- _Your goal_
Please report every line in the material below where the word "Genome" is found.

- _Input for this task_
|---|

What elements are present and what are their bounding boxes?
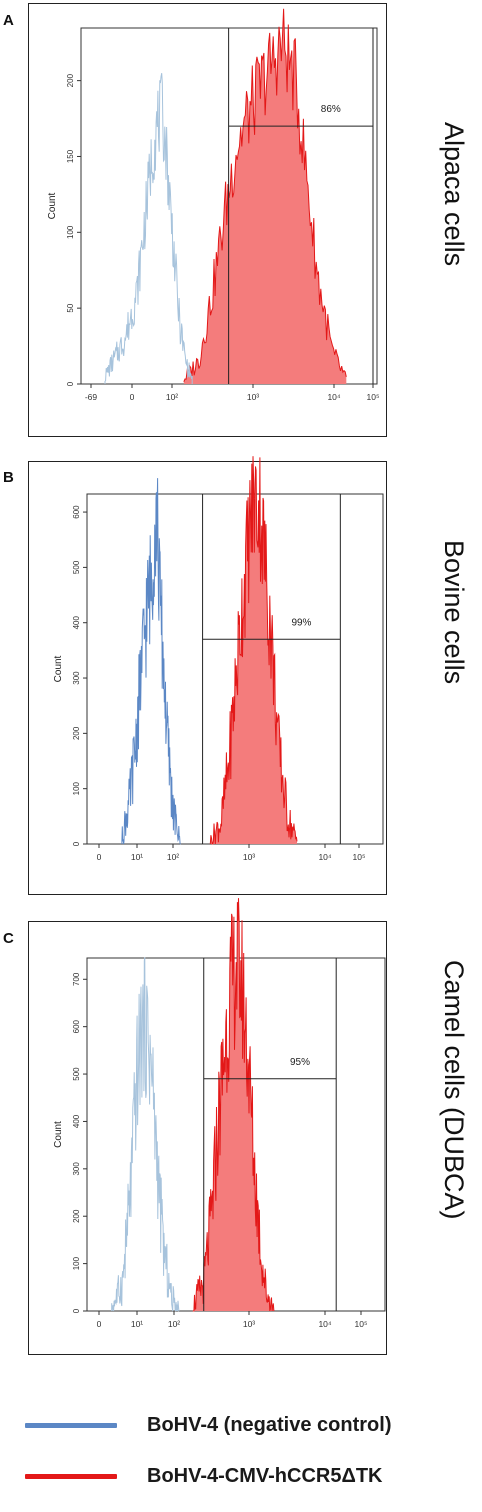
y-tick-label: 0 <box>72 1308 81 1313</box>
y-tick-label: 100 <box>72 1256 81 1270</box>
x-tick-label: 10⁵ <box>355 1319 368 1329</box>
infected-histogram-fill <box>192 898 274 1311</box>
legend-swatch-infected <box>25 1474 117 1479</box>
y-tick-label: 100 <box>72 781 81 795</box>
panel-letter-b: B <box>3 469 14 486</box>
y-axis-label: Count <box>53 655 64 682</box>
y-tick-label: 300 <box>72 671 81 685</box>
y-tick-label: 500 <box>72 1067 81 1081</box>
legend-item-control: BoHV-4 (negative control) <box>25 1414 391 1437</box>
x-tick-label: 10² <box>168 1319 180 1329</box>
histogram-a: 0 50 100 150 200 Count -69 0 10² 10³ 10⁴ 10⁵ 86% <box>47 8 380 402</box>
y-tick-label: 600 <box>72 505 81 519</box>
y-tick-label: 500 <box>72 560 81 574</box>
y-axis-label: Count <box>53 1121 64 1148</box>
side-label-b: Bovine cells <box>439 540 469 685</box>
y-tick-label: 200 <box>72 726 81 740</box>
y-tick-label: 600 <box>72 1019 81 1033</box>
side-label-c: Camel cells (DUBCA) <box>439 960 469 1220</box>
infected-histogram-fill <box>183 8 347 385</box>
x-tick-label: 10⁵ <box>367 392 380 402</box>
gate-percent-label: 86% <box>321 104 341 115</box>
infected-histogram-fill <box>210 456 297 844</box>
x-tick-label: 10³ <box>243 1319 255 1329</box>
legend-label-control: BoHV-4 (negative control) <box>147 1414 392 1436</box>
y-tick-label: 50 <box>66 303 75 312</box>
infected-histogram-line <box>209 456 298 845</box>
legend-label-infected: BoHV-4-CMV-hCCR5ΔTK <box>147 1465 383 1487</box>
infected-histogram-line <box>192 898 275 1312</box>
control-histogram-line <box>121 478 181 845</box>
side-label-a: Alpaca cells <box>439 122 469 267</box>
x-tick-label: 10¹ <box>131 1319 143 1329</box>
x-tick-label: 10¹ <box>131 852 143 862</box>
panel-letter-a: A <box>3 12 14 29</box>
legend-item-infected: BoHV-4-CMV-hCCR5ΔTK <box>25 1465 383 1488</box>
x-tick-label: 10² <box>167 852 179 862</box>
histogram-b: 0 100 200 300 400 500 600 Count 0 10¹ 10² 10³ 10⁴ 10⁵… <box>53 456 384 862</box>
x-tick-label: 0 <box>97 852 102 862</box>
x-tick-label: 10³ <box>247 392 259 402</box>
y-axis-label: Count <box>47 192 58 219</box>
gate-percent-label: 99% <box>291 617 311 628</box>
x-tick-label: 10⁵ <box>353 852 366 862</box>
y-tick-label: 150 <box>66 149 75 163</box>
y-tick-label: 0 <box>72 841 81 846</box>
y-tick-label: 0 <box>66 381 75 386</box>
panel-letter-c: C <box>3 930 14 947</box>
x-tick-label: 0 <box>130 392 135 402</box>
control-histogram-line <box>111 957 180 1312</box>
y-tick-label: 200 <box>72 1209 81 1223</box>
x-tick-label: -69 <box>85 392 98 402</box>
x-tick-label: 10⁴ <box>318 1319 331 1329</box>
x-tick-label: 10⁴ <box>318 852 331 862</box>
x-tick-label: 0 <box>97 1319 102 1329</box>
legend-swatch-control <box>25 1423 117 1428</box>
y-tick-label: 400 <box>72 1114 81 1128</box>
y-tick-label: 400 <box>72 615 81 629</box>
infected-histogram-line <box>183 8 347 382</box>
y-tick-label: 300 <box>72 1162 81 1176</box>
panel-c: 0 100 200 300 400 500 600 700 Count 0 10¹ 10² 10³ 10⁴… <box>28 898 469 1355</box>
x-tick-label: 10³ <box>243 852 255 862</box>
histogram-c: 0 100 200 300 400 500 600 700 Count 0 10¹ 10² 10³ 10⁴… <box>53 898 386 1329</box>
panel-a: 0 50 100 150 200 Count -69 0 10² 10³ 10⁴ 10⁵ 86% Alp… <box>28 3 469 437</box>
gate-percent-label: 95% <box>290 1057 310 1068</box>
y-tick-label: 100 <box>66 225 75 239</box>
control-histogram-line <box>104 73 193 385</box>
y-tick-label: 200 <box>66 73 75 87</box>
x-tick-label: 10² <box>166 392 178 402</box>
x-tick-label: 10⁴ <box>327 392 340 402</box>
y-tick-label: 700 <box>72 972 81 986</box>
panel-b: 0 100 200 300 400 500 600 Count 0 10¹ 10² 10³ 10⁴ 10⁵… <box>28 456 469 895</box>
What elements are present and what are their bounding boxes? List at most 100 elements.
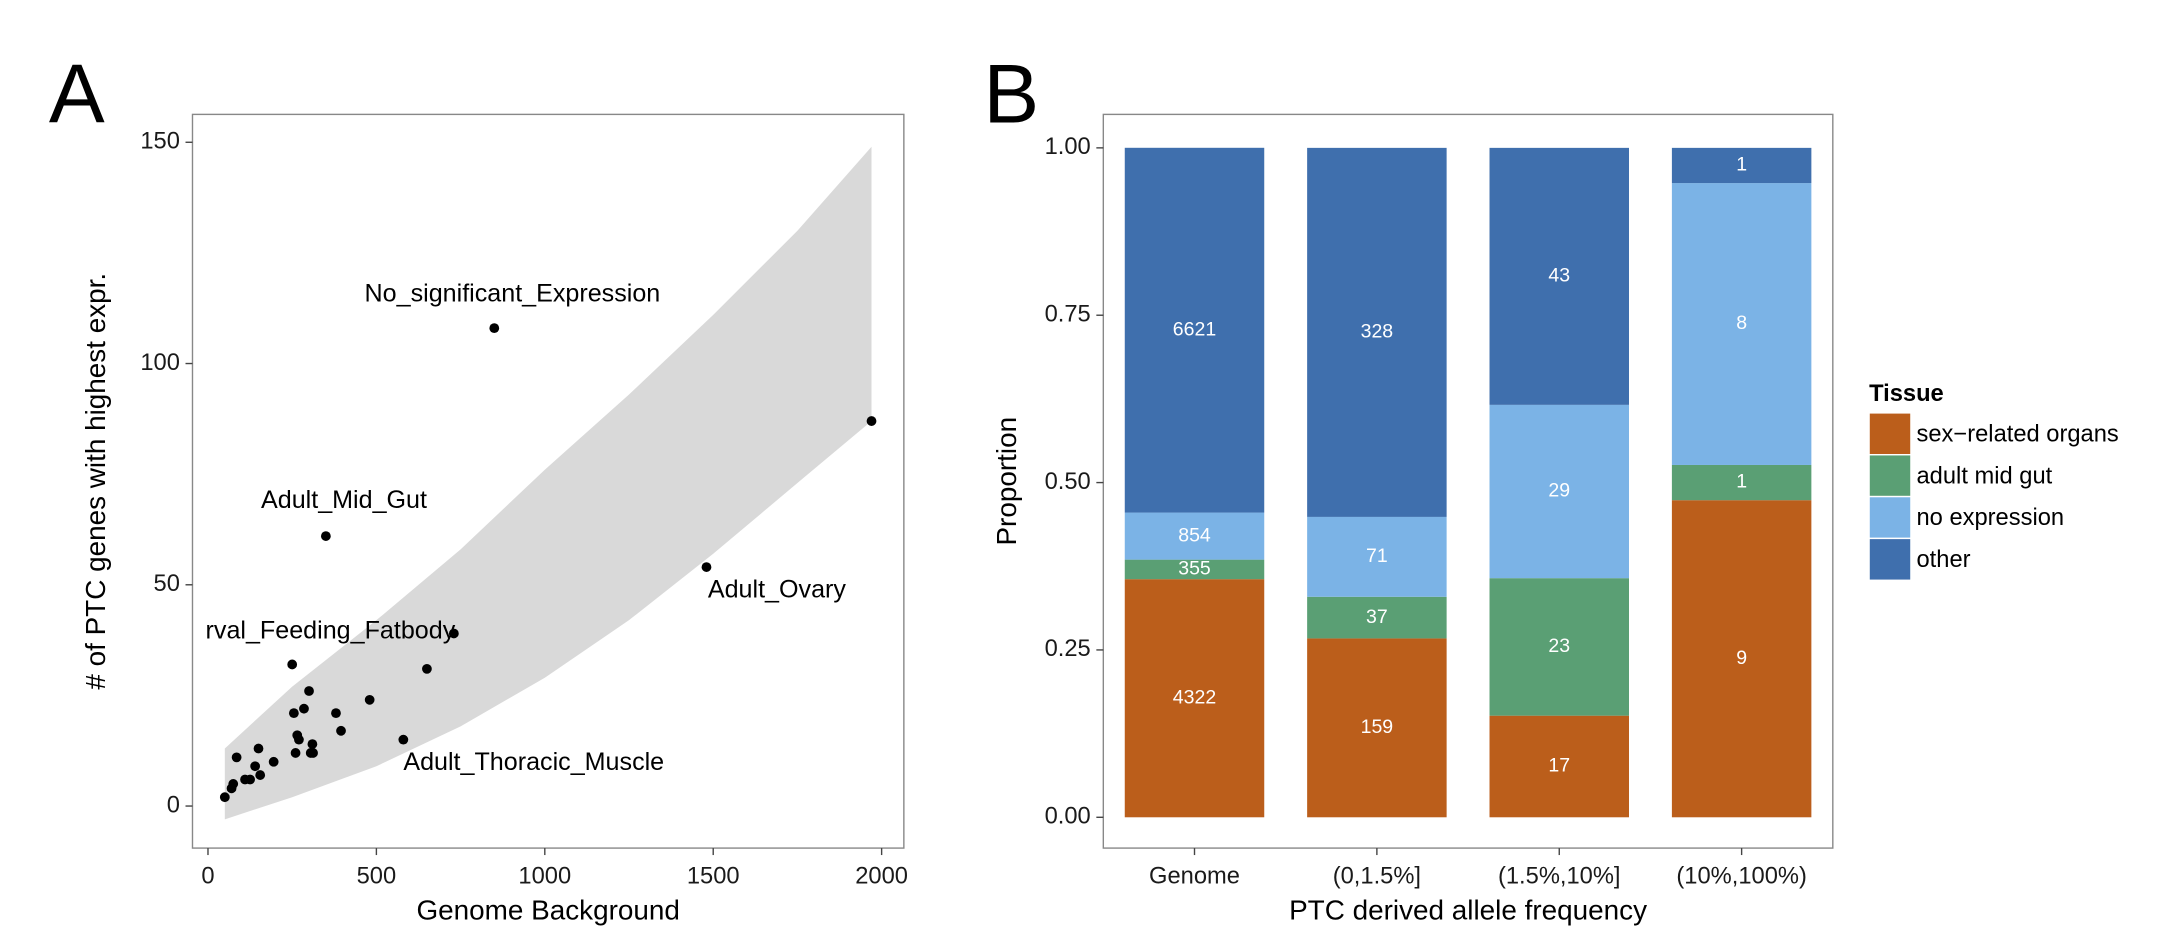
- x-tick-label: 500: [357, 864, 397, 890]
- count-label: 1: [1736, 471, 1747, 493]
- x-axis-title: Genome Background: [416, 895, 679, 926]
- count-label: 328: [1361, 321, 1394, 343]
- panel-label: B: [983, 47, 1039, 141]
- bar-segment: [1671, 147, 1812, 184]
- data-point: [287, 659, 298, 670]
- data-point: [253, 743, 264, 754]
- legend-swatch: [1868, 495, 1912, 540]
- count-label: 355: [1178, 558, 1211, 580]
- count-label: 159: [1361, 716, 1394, 738]
- x-axis-title: PTC derived allele frequency: [1289, 895, 1647, 926]
- data-point: [268, 756, 279, 767]
- bar-segment: [1671, 464, 1812, 501]
- count-label: 37: [1366, 606, 1388, 628]
- count-label: 43: [1548, 265, 1570, 287]
- y-tick-label: 0: [167, 792, 180, 818]
- legend-label: other: [1917, 547, 1971, 573]
- point-label: rval_Feeding_Fatbody: [206, 617, 456, 645]
- data-point: [336, 725, 346, 736]
- data-point: [364, 694, 375, 705]
- data-point: [231, 752, 242, 763]
- point-label: No_significant_Expression: [365, 279, 661, 307]
- x-tick-label: 2000: [855, 864, 908, 890]
- legend-label: sex−related organs: [1917, 421, 2119, 447]
- data-point: [250, 761, 261, 772]
- data-point: [219, 792, 230, 803]
- x-tick-label: Genome: [1149, 864, 1240, 890]
- plot-panel: [1102, 113, 1834, 849]
- bar-segment: [1307, 516, 1447, 597]
- bar-segment: [1489, 715, 1629, 818]
- point-label: Adult_Ovary: [708, 575, 847, 603]
- count-label: 1: [1736, 154, 1747, 176]
- data-point: [448, 628, 459, 639]
- data-point: [307, 739, 318, 749]
- x-tick-label: (1.5%,10%]: [1498, 864, 1621, 890]
- data-point: [320, 531, 331, 541]
- y-tick-label: 0.75: [1045, 301, 1091, 327]
- bar-segment: [1124, 512, 1265, 560]
- bar-segment: [1489, 147, 1629, 405]
- bar-segment: [1307, 147, 1447, 517]
- bar-segment: [1124, 559, 1265, 580]
- count-label: 854: [1178, 524, 1211, 546]
- plot-panel: [191, 113, 905, 849]
- legend-swatch: [1868, 412, 1912, 456]
- data-point: [308, 748, 318, 758]
- x-tick-label: 1000: [518, 864, 571, 890]
- y-tick-label: 0.00: [1045, 804, 1091, 830]
- data-point: [304, 686, 314, 696]
- bar-segment: [1671, 183, 1812, 465]
- legend-title: Tissue: [1869, 381, 1944, 407]
- bar-segment: [1124, 579, 1265, 818]
- y-tick-label: 50: [154, 571, 180, 597]
- count-label: 6621: [1173, 318, 1216, 340]
- count-label: 29: [1548, 480, 1570, 502]
- count-label: 8: [1736, 312, 1747, 334]
- data-point: [331, 708, 341, 718]
- y-tick-label: 100: [140, 350, 180, 376]
- count-label: 71: [1366, 545, 1388, 567]
- bar-segment: [1307, 596, 1447, 639]
- legend-label: no expression: [1917, 505, 2065, 531]
- data-point: [701, 562, 712, 572]
- legend-label: adult mid gut: [1917, 463, 2053, 489]
- data-point: [299, 703, 309, 714]
- data-point: [228, 779, 239, 789]
- point-label: Adult_Thoracic_Muscle: [403, 748, 664, 776]
- y-tick-label: 0.25: [1045, 636, 1091, 662]
- bar-segment: [1671, 500, 1812, 818]
- count-label: 4322: [1173, 686, 1216, 708]
- data-point: [866, 416, 877, 426]
- y-tick-label: 150: [140, 129, 180, 155]
- data-point: [398, 734, 409, 745]
- bar-segment: [1489, 404, 1629, 579]
- data-point: [422, 663, 432, 674]
- confidence-band: [224, 146, 872, 820]
- bar-segment: [1489, 578, 1629, 716]
- data-point: [245, 774, 255, 785]
- bar-segment: [1124, 147, 1265, 513]
- legend-swatch: [1868, 537, 1912, 581]
- data-point: [294, 734, 304, 745]
- data-point: [288, 708, 299, 718]
- x-tick-label: 1500: [687, 864, 740, 890]
- y-axis-title: Proportion: [991, 417, 1022, 546]
- legend-swatch: [1868, 454, 1912, 498]
- y-tick-label: 0.50: [1045, 469, 1091, 495]
- count-label: 9: [1736, 647, 1747, 669]
- y-tick-label: 1.00: [1045, 134, 1091, 160]
- data-point: [255, 770, 266, 780]
- data-point: [489, 323, 500, 334]
- bar-segment: [1307, 638, 1447, 818]
- x-tick-label: (10%,100%): [1676, 864, 1806, 890]
- count-label: 23: [1548, 635, 1570, 657]
- x-tick-label: 0: [201, 864, 214, 890]
- panel-label: A: [49, 47, 105, 141]
- x-tick-label: (0,1.5%]: [1333, 864, 1421, 890]
- data-point: [290, 748, 301, 758]
- point-label: Adult_Mid_Gut: [261, 486, 427, 514]
- y-axis-title: # of PTC genes with highest expr.: [80, 273, 111, 690]
- count-label: 17: [1548, 755, 1570, 777]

|---|

- _Output_
- x-axis-title: Genome Background: [416, 895, 679, 926]
- x-tick-label: Genome: [1149, 864, 1240, 890]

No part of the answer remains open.